[Dataset records]

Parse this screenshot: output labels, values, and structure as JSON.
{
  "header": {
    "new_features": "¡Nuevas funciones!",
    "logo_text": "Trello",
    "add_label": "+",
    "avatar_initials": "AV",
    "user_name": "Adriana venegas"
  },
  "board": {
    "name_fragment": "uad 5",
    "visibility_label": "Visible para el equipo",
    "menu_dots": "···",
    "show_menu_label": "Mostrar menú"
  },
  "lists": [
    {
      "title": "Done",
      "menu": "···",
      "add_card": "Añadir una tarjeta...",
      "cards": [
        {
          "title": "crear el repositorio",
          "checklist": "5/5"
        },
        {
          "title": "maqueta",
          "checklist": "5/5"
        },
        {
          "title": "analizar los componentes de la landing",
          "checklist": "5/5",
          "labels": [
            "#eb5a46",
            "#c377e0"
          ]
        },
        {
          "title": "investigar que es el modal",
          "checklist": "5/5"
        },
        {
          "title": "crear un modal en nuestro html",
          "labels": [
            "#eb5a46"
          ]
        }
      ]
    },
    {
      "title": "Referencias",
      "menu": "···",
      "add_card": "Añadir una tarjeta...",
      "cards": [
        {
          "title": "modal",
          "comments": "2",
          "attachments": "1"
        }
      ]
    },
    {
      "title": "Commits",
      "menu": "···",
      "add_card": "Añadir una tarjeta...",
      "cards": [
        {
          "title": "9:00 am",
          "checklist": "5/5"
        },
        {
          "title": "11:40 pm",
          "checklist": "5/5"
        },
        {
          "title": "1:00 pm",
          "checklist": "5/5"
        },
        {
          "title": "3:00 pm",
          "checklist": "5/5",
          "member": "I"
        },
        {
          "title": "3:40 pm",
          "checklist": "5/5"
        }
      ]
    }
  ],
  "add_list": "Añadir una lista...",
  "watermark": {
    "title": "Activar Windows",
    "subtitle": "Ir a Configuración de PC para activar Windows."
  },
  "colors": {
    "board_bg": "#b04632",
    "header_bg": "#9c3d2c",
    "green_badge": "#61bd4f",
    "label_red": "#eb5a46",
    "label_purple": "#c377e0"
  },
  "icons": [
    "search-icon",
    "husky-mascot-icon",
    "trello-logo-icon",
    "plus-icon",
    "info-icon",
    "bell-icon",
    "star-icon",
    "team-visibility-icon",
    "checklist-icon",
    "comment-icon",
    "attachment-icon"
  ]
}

==

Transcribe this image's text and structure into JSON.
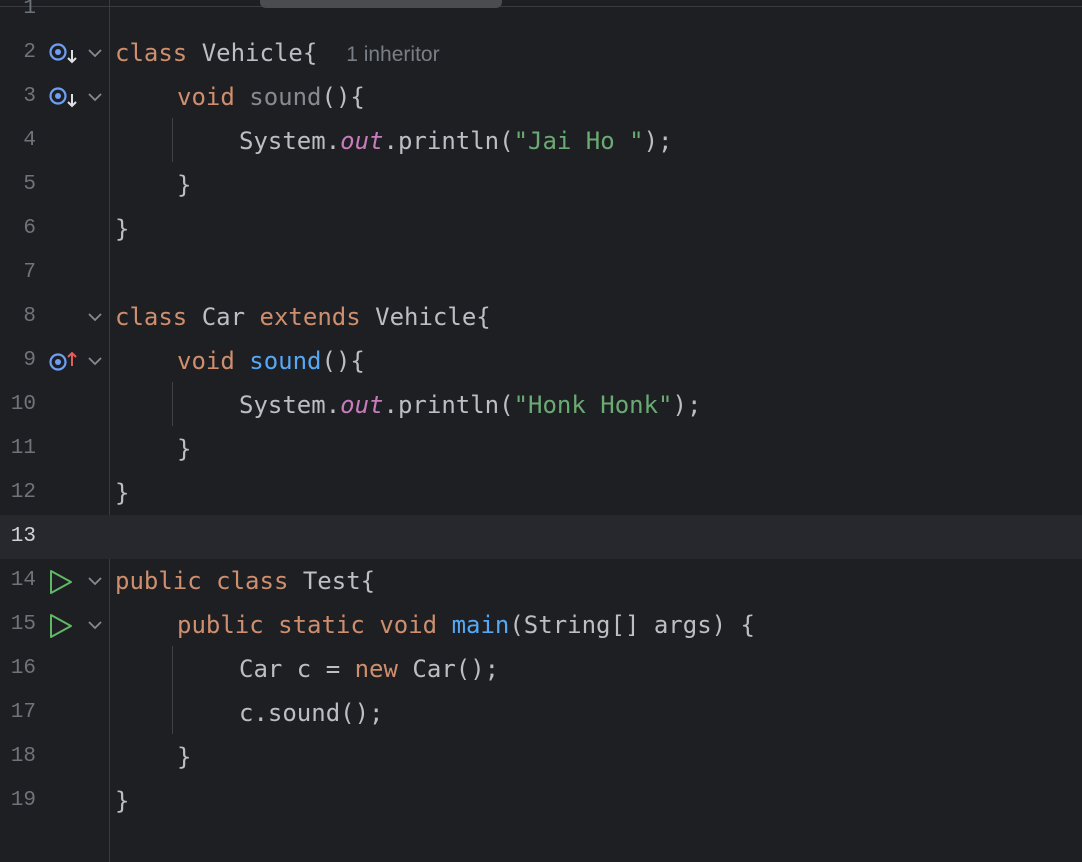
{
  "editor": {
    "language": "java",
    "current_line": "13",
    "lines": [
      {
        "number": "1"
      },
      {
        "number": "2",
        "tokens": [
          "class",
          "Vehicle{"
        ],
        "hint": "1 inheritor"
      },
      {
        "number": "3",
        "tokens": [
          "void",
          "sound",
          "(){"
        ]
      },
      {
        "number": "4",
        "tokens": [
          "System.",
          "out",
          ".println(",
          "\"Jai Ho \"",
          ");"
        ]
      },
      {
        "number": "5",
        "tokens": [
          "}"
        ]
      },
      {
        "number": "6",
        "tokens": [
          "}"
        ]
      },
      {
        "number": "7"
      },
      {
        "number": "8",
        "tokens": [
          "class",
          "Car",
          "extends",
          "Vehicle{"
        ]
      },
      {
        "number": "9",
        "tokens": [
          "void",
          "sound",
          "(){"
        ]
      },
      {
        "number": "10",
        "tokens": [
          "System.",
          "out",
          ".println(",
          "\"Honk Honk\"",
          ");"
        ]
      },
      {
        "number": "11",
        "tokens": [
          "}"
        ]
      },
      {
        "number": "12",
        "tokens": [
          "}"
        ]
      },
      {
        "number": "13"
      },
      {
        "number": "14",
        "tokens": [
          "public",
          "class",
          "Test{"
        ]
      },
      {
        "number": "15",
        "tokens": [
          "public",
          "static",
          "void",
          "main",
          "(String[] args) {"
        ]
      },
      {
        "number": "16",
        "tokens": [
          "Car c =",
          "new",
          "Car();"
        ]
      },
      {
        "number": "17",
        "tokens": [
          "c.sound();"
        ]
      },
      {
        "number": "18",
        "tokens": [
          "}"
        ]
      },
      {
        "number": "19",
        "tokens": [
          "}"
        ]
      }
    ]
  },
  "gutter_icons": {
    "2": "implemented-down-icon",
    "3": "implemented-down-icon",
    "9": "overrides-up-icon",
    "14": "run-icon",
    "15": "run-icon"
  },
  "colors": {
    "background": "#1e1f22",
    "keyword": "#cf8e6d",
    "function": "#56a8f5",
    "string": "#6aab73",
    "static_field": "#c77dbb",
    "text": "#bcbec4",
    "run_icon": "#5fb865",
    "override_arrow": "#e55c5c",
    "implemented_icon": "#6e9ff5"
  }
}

...

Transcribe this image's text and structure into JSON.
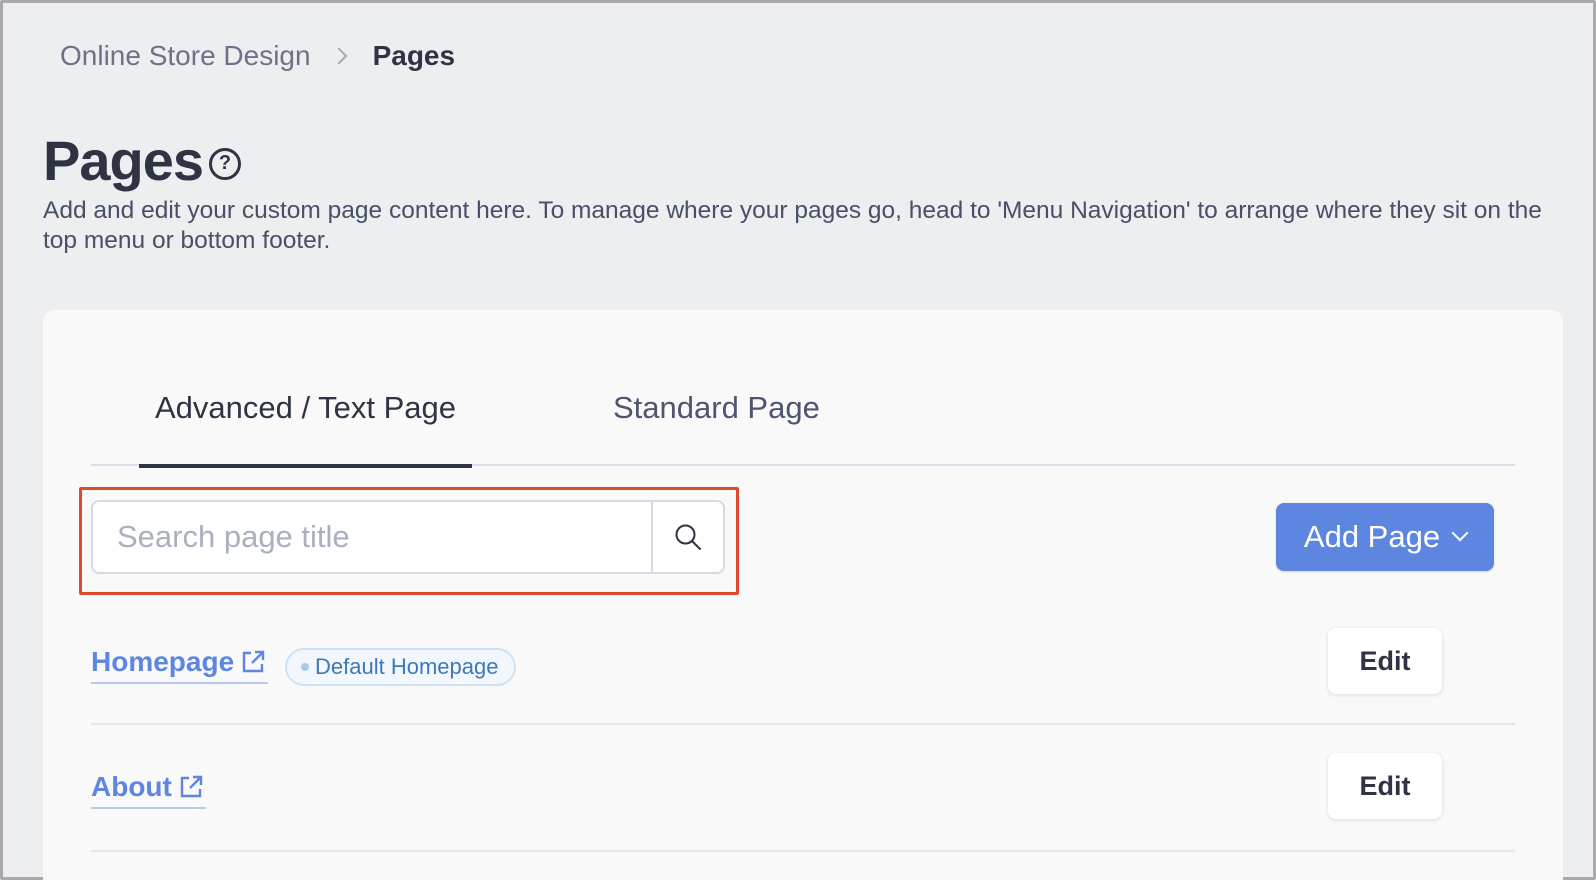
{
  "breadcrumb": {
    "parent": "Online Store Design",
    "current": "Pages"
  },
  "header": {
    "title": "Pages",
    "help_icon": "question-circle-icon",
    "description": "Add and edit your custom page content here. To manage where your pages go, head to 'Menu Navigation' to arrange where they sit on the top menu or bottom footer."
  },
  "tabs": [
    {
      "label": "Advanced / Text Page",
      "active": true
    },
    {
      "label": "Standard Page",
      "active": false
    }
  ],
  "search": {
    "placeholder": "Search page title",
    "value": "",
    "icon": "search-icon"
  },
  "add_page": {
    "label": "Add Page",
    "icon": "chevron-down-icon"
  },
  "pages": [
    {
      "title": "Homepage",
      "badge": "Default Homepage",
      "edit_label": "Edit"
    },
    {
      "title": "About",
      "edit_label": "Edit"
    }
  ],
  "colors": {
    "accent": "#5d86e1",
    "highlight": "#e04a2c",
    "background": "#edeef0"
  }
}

Aim of the exercise:
Find every line in the records above that holds the word "crear", and copy each one.

Response below:
          "title": "crear el repositorio",
          "title": "crear un modal en nuestro html",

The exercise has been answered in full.